─── Entries ───

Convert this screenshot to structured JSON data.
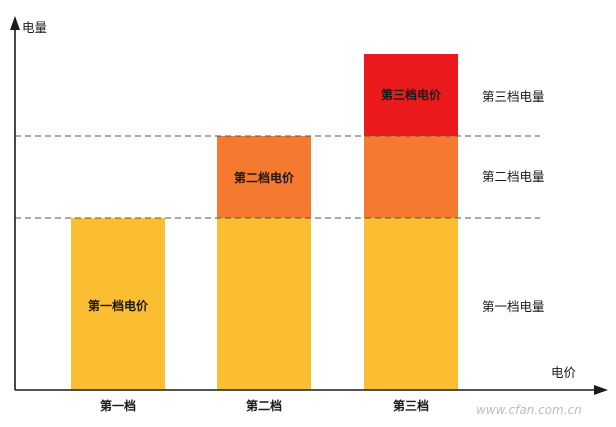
{
  "axes": {
    "y_label": "电量",
    "x_label": "电价"
  },
  "tiers": {
    "colors": [
      "#fbbd32",
      "#f5792f",
      "#ea1a1d"
    ],
    "right_labels": [
      "第一档电量",
      "第二档电量",
      "第三档电量"
    ],
    "price_labels": [
      "第一档电价",
      "第二档电价",
      "第三档电价"
    ]
  },
  "categories": [
    "第一档",
    "第二档",
    "第三档"
  ],
  "bars_tiers_filled": [
    1,
    2,
    3
  ],
  "watermark": "www.cfan.com.cn"
}
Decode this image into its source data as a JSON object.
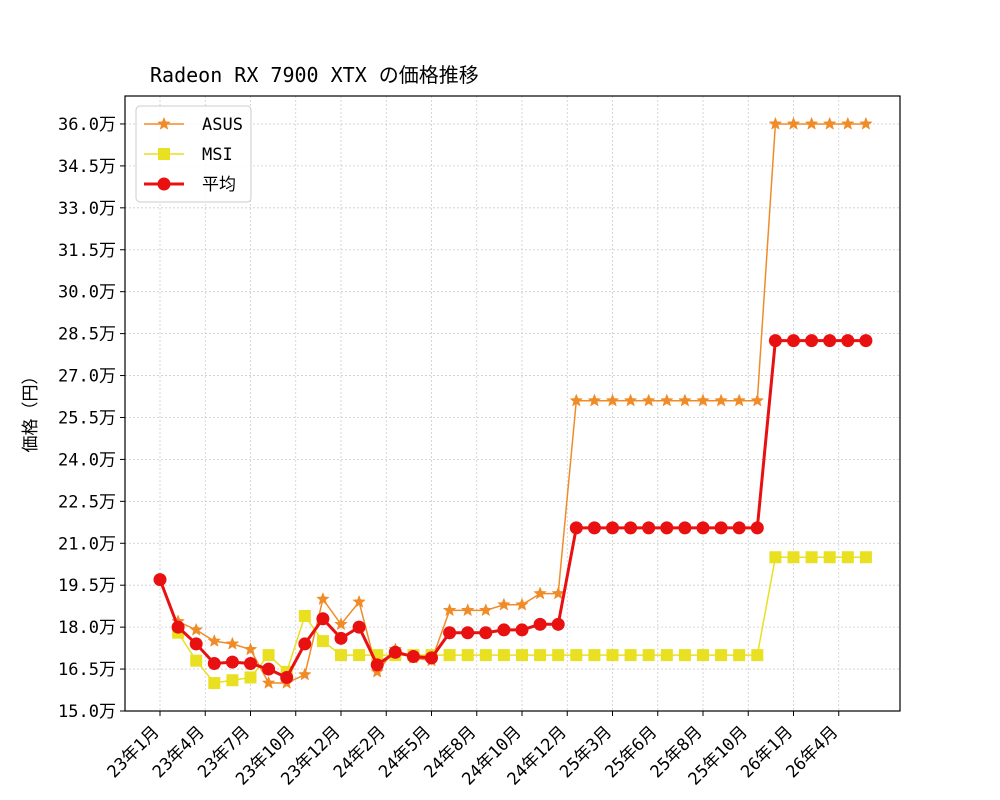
{
  "chart_data": {
    "type": "line",
    "title": "Radeon RX 7900 XTX の価格推移",
    "xlabel": "",
    "ylabel": "価格（円）",
    "ylim": [
      150000,
      370000
    ],
    "y_ticks": [
      150000,
      165000,
      180000,
      195000,
      210000,
      225000,
      240000,
      255000,
      270000,
      285000,
      300000,
      315000,
      330000,
      345000,
      360000
    ],
    "y_tick_labels": [
      "15.0万",
      "16.5万",
      "18.0万",
      "19.5万",
      "21.0万",
      "22.5万",
      "24.0万",
      "25.5万",
      "27.0万",
      "28.5万",
      "30.0万",
      "31.5万",
      "33.0万",
      "34.5万",
      "36.0万"
    ],
    "x_tick_labels": [
      "23年1月",
      "23年4月",
      "23年7月",
      "23年10月",
      "23年12月",
      "24年2月",
      "24年5月",
      "24年8月",
      "24年10月",
      "24年12月",
      "25年3月",
      "25年6月",
      "25年8月",
      "25年10月",
      "26年1月",
      "26年4月"
    ],
    "grid": true,
    "legend_position": "top-left",
    "x_count": 40,
    "series": [
      {
        "name": "ASUS",
        "color": "#f08c28",
        "marker": "star",
        "values": [
          null,
          182000,
          179000,
          175000,
          174000,
          172000,
          160000,
          160000,
          163000,
          190000,
          181000,
          189000,
          164000,
          172000,
          169000,
          168000,
          186000,
          186000,
          186000,
          188000,
          188000,
          192000,
          192000,
          261000,
          261000,
          261000,
          261000,
          261000,
          261000,
          261000,
          261000,
          261000,
          261000,
          261000,
          360000,
          360000,
          360000,
          360000,
          360000,
          360000
        ]
      },
      {
        "name": "MSI",
        "color": "#e8e020",
        "marker": "square",
        "values": [
          null,
          178000,
          168000,
          160000,
          161000,
          162000,
          170000,
          164000,
          184000,
          175000,
          170000,
          170000,
          170000,
          170000,
          170000,
          170000,
          170000,
          170000,
          170000,
          170000,
          170000,
          170000,
          170000,
          170000,
          170000,
          170000,
          170000,
          170000,
          170000,
          170000,
          170000,
          170000,
          170000,
          170000,
          205000,
          205000,
          205000,
          205000,
          205000,
          205000
        ]
      },
      {
        "name": "平均",
        "color": "#e81010",
        "marker": "circle",
        "values": [
          197000,
          180000,
          174000,
          167000,
          167500,
          167000,
          165000,
          162000,
          174000,
          183000,
          176000,
          180000,
          166500,
          171000,
          169500,
          169000,
          178000,
          178000,
          178000,
          179000,
          179000,
          181000,
          181000,
          215500,
          215500,
          215500,
          215500,
          215500,
          215500,
          215500,
          215500,
          215500,
          215500,
          215500,
          282500,
          282500,
          282500,
          282500,
          282500,
          282500
        ]
      }
    ]
  }
}
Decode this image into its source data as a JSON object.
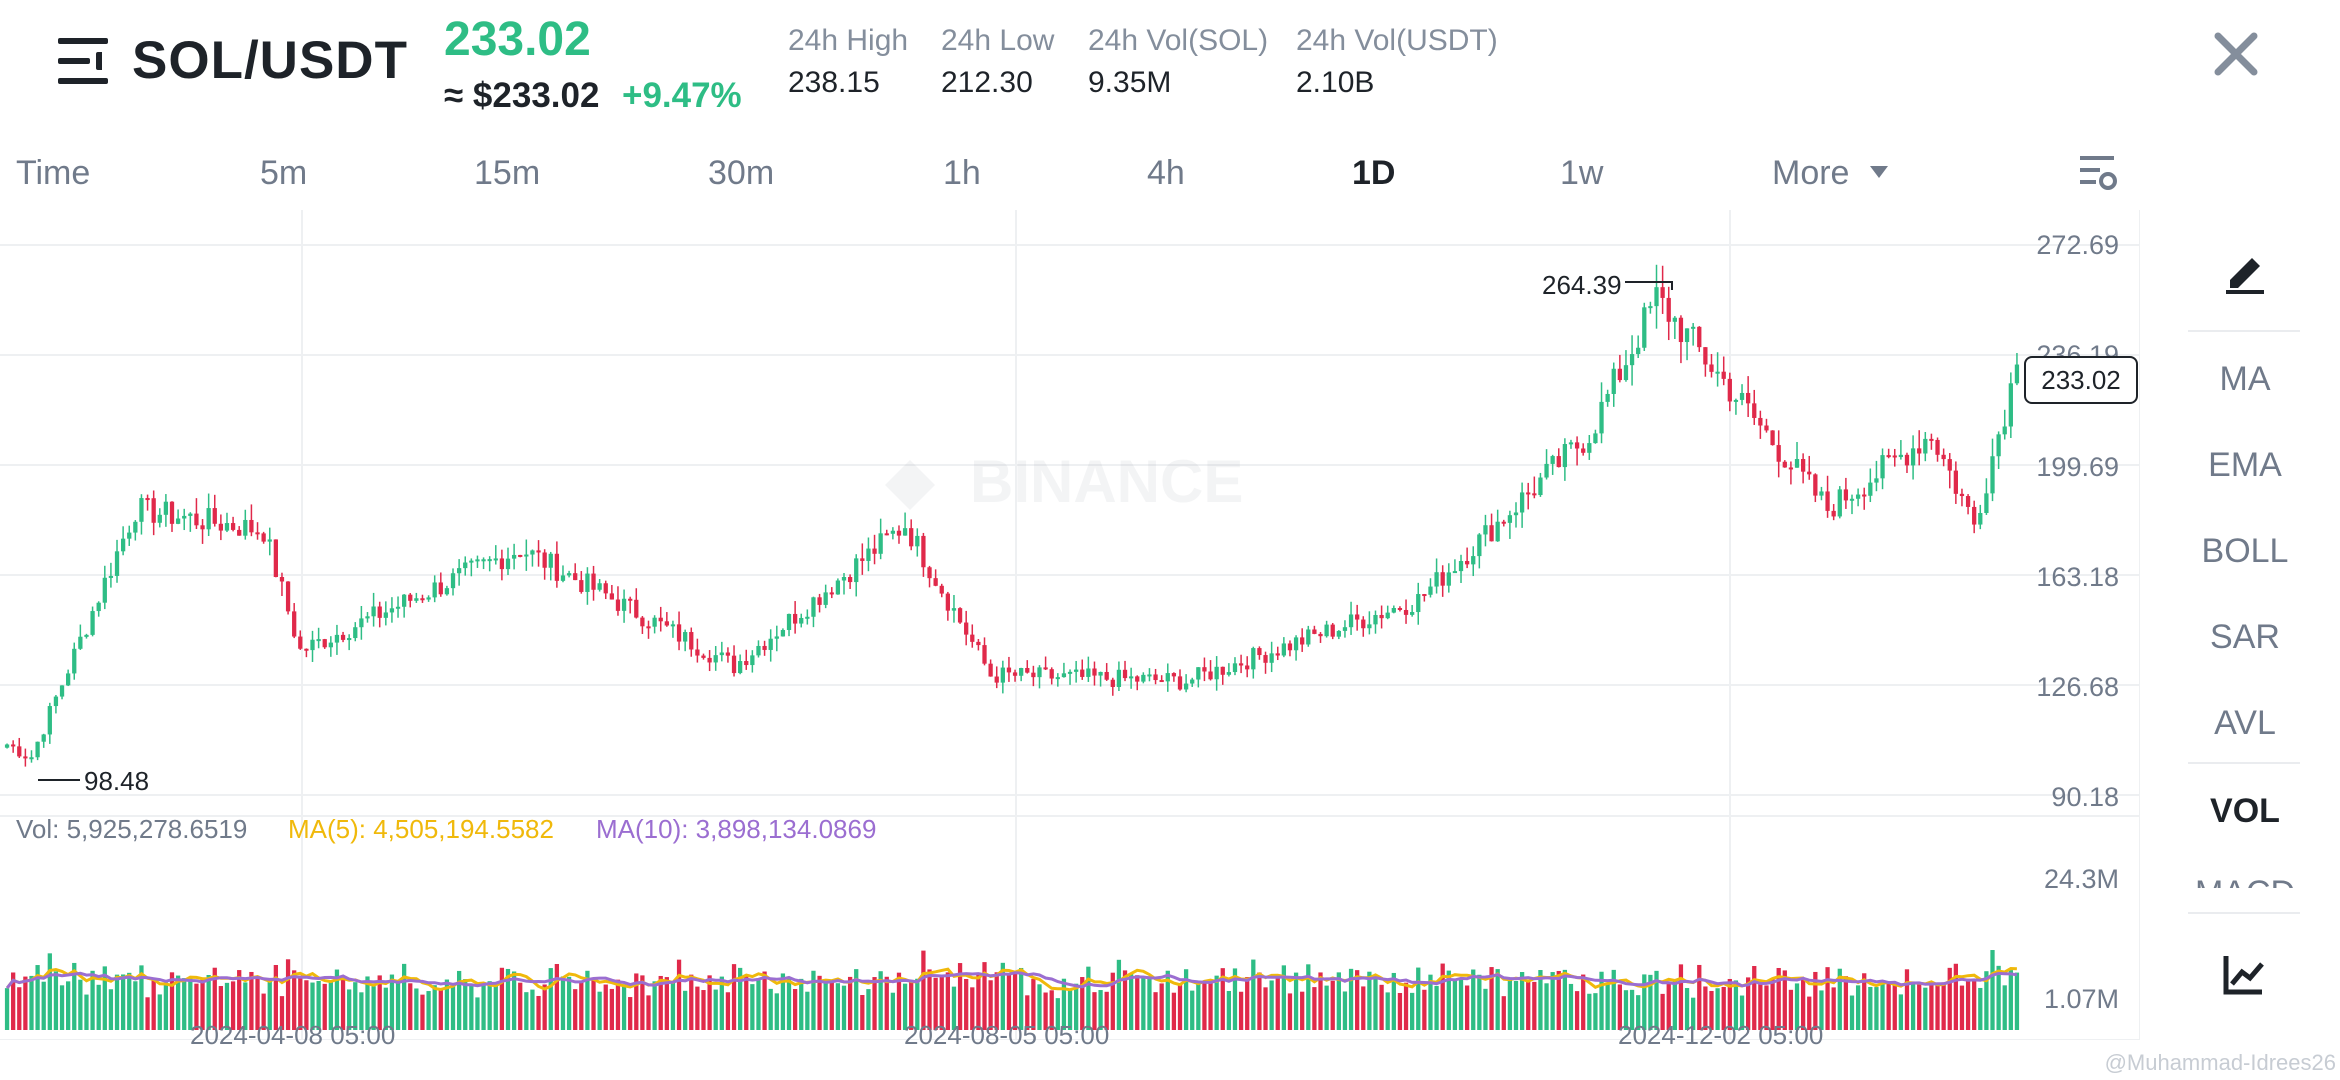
{
  "header": {
    "pair": "SOL/USDT",
    "last_price": "233.02",
    "usd_price": "≈ $233.02",
    "change_pct": "+9.47%",
    "stats": [
      {
        "label": "24h High",
        "value": "238.15"
      },
      {
        "label": "24h Low",
        "value": "212.30"
      },
      {
        "label": "24h Vol(SOL)",
        "value": "9.35M"
      },
      {
        "label": "24h Vol(USDT)",
        "value": "2.10B"
      }
    ],
    "close_icon": "close-icon",
    "menu_icon": "menu-icon"
  },
  "tabs": {
    "items": [
      "Time",
      "5m",
      "15m",
      "30m",
      "1h",
      "4h",
      "1D",
      "1w",
      "More"
    ],
    "active": "1D",
    "settings_icon": "chart-settings-icon"
  },
  "chart": {
    "watermark": "BINANCE",
    "y_ticks": [
      "272.69",
      "236.19",
      "199.69",
      "163.18",
      "126.68",
      "90.18"
    ],
    "high_label": "264.39",
    "low_label": "98.48",
    "current_label": "233.02",
    "volume_legend": {
      "vol": "Vol: 5,925,278.6519",
      "ma5": "MA(5): 4,505,194.5582",
      "ma10": "MA(10): 3,898,134.0869"
    },
    "vol_ticks": [
      "24.3M",
      "1.07M"
    ],
    "x_ticks": [
      "2024-04-08 05:00",
      "2024-08-05 05:00",
      "2024-12-02 05:00"
    ]
  },
  "sidebar": {
    "draw_icon": "draw-icon",
    "items": [
      "MA",
      "EMA",
      "BOLL",
      "SAR",
      "AVL",
      "VOL",
      "MACD"
    ],
    "active": "VOL",
    "indicator_icon": "indicator-icon"
  },
  "footer": {
    "watermark": "@Muhammad-Idrees26"
  },
  "colors": {
    "up": "#2ebd85",
    "down": "#e0294a",
    "ma5": "#f0b90b",
    "ma10": "#9b6ed1"
  },
  "chart_data": {
    "type": "candlestick",
    "x_range": [
      "2024-02-26",
      "2025-01-20"
    ],
    "ylim": [
      90.18,
      272.69
    ],
    "high": {
      "value": 264.39,
      "date": "2024-11-22"
    },
    "low": {
      "value": 98.48,
      "date": "2024-03-01"
    },
    "last_close": 233.02,
    "approx_close_path": [
      {
        "date": "2024-02-26",
        "close": 107
      },
      {
        "date": "2024-03-01",
        "close": 103
      },
      {
        "date": "2024-03-18",
        "close": 185
      },
      {
        "date": "2024-04-08",
        "close": 178
      },
      {
        "date": "2024-04-14",
        "close": 138
      },
      {
        "date": "2024-05-20",
        "close": 172
      },
      {
        "date": "2024-06-24",
        "close": 133
      },
      {
        "date": "2024-07-22",
        "close": 180
      },
      {
        "date": "2024-08-05",
        "close": 130
      },
      {
        "date": "2024-09-06",
        "close": 128
      },
      {
        "date": "2024-10-14",
        "close": 155
      },
      {
        "date": "2024-11-11",
        "close": 210
      },
      {
        "date": "2024-11-22",
        "close": 255
      },
      {
        "date": "2024-12-20",
        "close": 185
      },
      {
        "date": "2025-01-06",
        "close": 210
      },
      {
        "date": "2025-01-13",
        "close": 180
      },
      {
        "date": "2025-01-20",
        "close": 233.02
      }
    ],
    "volume": {
      "ylim": [
        1.07,
        24.3
      ],
      "unit": "M",
      "last": 5925278.6519,
      "ma5_last": 4505194.5582,
      "ma10_last": 3898134.0869
    }
  }
}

───

▶ Stated task
Count how many lines of the listing above include "icon" and report that number alone.

▶ The result
5